*Task requirements:*
From the listing below, return each line that includes "UVEL".
═════ Exercise inputs
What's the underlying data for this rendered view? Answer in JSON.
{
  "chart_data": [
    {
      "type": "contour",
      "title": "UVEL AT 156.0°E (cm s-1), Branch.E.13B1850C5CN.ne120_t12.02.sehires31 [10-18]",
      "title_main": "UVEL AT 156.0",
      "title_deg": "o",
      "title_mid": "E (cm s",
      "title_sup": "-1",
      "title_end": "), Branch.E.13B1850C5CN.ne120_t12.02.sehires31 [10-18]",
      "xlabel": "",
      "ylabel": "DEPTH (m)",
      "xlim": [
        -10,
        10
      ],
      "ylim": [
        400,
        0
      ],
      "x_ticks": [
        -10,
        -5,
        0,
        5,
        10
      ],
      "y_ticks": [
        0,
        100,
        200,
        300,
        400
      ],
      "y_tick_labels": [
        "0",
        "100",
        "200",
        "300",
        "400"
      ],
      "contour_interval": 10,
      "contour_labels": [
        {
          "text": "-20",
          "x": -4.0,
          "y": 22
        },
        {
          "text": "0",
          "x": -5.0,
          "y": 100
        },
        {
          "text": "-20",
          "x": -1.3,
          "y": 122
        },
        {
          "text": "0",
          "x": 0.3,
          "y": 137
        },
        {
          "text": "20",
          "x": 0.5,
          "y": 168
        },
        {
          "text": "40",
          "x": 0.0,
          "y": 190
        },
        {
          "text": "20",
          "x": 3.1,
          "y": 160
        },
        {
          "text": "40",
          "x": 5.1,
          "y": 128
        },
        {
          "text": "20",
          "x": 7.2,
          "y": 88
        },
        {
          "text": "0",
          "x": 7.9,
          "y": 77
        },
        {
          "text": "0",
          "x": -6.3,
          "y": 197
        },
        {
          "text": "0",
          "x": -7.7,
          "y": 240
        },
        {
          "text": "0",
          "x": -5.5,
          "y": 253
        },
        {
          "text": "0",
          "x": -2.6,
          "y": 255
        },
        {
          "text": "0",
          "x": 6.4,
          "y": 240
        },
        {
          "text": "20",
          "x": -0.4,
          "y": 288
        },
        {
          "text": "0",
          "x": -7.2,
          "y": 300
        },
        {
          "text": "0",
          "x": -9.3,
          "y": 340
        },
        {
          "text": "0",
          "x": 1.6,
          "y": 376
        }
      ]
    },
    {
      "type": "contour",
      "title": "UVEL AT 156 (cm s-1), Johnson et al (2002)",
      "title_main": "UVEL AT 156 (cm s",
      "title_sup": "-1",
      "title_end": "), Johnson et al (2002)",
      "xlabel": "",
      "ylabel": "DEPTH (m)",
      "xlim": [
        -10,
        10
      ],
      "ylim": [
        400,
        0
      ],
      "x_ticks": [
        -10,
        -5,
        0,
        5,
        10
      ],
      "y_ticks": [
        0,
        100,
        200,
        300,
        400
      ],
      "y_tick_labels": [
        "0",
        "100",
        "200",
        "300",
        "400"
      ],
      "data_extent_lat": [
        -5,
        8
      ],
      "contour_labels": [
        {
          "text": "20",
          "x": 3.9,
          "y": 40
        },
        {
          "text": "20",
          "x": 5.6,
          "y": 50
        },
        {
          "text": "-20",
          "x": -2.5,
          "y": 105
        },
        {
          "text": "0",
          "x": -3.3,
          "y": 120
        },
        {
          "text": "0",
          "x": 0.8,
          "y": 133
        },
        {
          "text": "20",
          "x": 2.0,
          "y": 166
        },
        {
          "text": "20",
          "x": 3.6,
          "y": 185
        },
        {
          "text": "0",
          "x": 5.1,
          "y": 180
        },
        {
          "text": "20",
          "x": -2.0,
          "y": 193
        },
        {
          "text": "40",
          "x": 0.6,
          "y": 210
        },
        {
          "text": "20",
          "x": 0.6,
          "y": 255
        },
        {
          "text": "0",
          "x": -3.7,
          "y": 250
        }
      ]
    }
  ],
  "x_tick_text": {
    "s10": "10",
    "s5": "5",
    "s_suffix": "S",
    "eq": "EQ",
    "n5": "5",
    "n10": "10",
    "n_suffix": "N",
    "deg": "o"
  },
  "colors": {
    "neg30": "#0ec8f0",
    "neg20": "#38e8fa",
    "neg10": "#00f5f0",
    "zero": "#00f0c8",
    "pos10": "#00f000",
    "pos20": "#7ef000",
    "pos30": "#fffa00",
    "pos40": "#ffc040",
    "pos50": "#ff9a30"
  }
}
══════════
*Answer in full:*
      "title": "UVEL AT 156.0°E (cm s-1), Branch.E.13B1850C5CN.ne120_t12.02.sehires31 [10-18]",
      "title_main": "UVEL AT 156.0",
      "title": "UVEL AT 156 (cm s-1), Johnson et al (2002)",
      "title_main": "UVEL AT 156 (cm s",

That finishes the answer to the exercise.